DATASET RECORDS:
------------------------------------------------------------

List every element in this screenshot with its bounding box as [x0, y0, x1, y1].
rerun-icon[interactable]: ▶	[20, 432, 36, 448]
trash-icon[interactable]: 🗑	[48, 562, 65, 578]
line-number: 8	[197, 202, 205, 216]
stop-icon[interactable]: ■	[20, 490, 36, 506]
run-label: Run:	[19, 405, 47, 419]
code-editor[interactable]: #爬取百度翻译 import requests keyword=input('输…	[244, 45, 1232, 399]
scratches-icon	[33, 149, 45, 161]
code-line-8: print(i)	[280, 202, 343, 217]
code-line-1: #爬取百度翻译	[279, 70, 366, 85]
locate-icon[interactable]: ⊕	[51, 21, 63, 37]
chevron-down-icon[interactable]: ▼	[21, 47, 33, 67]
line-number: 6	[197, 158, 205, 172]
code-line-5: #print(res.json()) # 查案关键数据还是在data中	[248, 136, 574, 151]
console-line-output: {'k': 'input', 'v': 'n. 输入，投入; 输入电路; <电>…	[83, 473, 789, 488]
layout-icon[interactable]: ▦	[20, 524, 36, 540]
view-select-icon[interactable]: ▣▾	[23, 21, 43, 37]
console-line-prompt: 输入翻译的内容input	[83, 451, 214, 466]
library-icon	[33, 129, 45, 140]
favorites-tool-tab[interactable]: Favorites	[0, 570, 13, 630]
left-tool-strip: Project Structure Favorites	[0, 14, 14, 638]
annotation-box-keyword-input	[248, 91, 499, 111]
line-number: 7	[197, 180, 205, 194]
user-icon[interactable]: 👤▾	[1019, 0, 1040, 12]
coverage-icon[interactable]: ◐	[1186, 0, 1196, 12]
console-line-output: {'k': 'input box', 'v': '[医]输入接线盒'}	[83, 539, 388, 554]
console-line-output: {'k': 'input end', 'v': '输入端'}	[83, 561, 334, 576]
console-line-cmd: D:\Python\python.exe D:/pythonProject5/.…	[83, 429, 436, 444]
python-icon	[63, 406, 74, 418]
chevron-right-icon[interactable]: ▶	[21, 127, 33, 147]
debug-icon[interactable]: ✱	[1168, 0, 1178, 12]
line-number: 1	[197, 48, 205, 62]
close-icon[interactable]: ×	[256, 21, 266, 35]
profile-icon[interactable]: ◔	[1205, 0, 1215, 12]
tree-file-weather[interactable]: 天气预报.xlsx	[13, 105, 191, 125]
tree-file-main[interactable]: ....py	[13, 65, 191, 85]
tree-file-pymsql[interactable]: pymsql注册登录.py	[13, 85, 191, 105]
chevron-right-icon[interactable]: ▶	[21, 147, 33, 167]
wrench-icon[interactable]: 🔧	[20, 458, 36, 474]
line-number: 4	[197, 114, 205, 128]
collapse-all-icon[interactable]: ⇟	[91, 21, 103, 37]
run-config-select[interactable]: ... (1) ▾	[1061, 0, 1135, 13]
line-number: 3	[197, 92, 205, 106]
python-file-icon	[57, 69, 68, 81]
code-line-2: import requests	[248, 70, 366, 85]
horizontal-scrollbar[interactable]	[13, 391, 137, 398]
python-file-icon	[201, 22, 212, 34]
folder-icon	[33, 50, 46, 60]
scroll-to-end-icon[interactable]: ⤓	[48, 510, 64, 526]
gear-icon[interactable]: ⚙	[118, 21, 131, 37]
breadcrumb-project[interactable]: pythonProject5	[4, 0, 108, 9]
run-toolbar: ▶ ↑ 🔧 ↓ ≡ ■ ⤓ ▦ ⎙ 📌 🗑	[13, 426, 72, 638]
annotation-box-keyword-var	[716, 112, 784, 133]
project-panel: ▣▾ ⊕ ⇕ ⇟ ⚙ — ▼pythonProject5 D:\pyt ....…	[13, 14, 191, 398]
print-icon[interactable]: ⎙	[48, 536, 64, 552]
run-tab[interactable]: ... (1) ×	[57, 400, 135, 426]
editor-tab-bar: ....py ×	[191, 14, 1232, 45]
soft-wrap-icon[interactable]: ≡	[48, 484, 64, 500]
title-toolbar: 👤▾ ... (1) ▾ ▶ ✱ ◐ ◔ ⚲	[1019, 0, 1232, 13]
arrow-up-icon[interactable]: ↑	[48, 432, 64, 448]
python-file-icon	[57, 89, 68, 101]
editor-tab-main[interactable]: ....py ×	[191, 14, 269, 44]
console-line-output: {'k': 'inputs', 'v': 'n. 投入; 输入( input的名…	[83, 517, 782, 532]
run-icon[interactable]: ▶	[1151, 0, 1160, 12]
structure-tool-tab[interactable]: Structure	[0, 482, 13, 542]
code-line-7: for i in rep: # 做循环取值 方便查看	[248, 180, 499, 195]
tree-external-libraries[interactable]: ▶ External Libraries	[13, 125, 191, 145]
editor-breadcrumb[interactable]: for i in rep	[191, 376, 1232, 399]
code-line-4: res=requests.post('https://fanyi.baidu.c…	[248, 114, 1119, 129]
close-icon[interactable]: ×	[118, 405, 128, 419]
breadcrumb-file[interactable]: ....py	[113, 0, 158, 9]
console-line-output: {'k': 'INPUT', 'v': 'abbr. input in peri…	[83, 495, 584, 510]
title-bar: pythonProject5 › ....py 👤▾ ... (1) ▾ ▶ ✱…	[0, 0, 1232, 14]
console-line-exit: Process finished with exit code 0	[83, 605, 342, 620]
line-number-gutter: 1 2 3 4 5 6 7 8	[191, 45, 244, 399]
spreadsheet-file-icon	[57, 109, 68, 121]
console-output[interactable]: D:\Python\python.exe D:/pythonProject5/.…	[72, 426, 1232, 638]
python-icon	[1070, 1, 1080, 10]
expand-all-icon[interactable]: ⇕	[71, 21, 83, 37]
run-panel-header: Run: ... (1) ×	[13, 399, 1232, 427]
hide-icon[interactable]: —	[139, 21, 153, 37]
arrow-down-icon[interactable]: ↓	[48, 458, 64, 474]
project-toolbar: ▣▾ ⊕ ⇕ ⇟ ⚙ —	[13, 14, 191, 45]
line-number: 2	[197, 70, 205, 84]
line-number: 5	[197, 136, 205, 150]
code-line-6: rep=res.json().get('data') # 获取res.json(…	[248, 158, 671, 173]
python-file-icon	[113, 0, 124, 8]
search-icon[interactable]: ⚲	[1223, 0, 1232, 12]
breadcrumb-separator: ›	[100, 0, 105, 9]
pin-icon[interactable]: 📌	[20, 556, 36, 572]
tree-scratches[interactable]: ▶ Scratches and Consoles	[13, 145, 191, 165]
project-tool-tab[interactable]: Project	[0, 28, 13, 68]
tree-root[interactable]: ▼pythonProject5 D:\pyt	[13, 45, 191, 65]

------------------------------------------------------------

Express the stretch of the items from the start through the line containing "129, 45, 140]" as a numbered list, leaving out any blank lines.

1. List every element in this screenshot with its bounding box as [x0, y0, x1, y1].
2. rerun-icon[interactable]: ▶	[20, 432, 36, 448]
3. trash-icon[interactable]: 🗑	[48, 562, 65, 578]
4. line-number: 8	[197, 202, 205, 216]
5. stop-icon[interactable]: ■	[20, 490, 36, 506]
6. run-label: Run:	[19, 405, 47, 419]
7. code-editor[interactable]: #爬取百度翻译 import requests keyword=input('输…	[244, 45, 1232, 399]
8. scratches-icon	[33, 149, 45, 161]
9. code-line-8: print(i)	[280, 202, 343, 217]
10. code-line-1: #爬取百度翻译	[279, 70, 366, 85]
11. locate-icon[interactable]: ⊕	[51, 21, 63, 37]
12. chevron-down-icon[interactable]: ▼	[21, 47, 33, 67]
13. line-number: 6	[197, 158, 205, 172]
14. code-line-5: #print(res.json()) # 查案关键数据还是在data中	[248, 136, 574, 151]
15. console-line-output: {'k': 'input', 'v': 'n. 输入，投入; 输入电路; <电>…	[83, 473, 789, 488]
16. layout-icon[interactable]: ▦	[20, 524, 36, 540]
17. view-select-icon[interactable]: ▣▾	[23, 21, 43, 37]
18. console-line-prompt: 输入翻译的内容input	[83, 451, 214, 466]
19. library-icon	[33, 129, 45, 140]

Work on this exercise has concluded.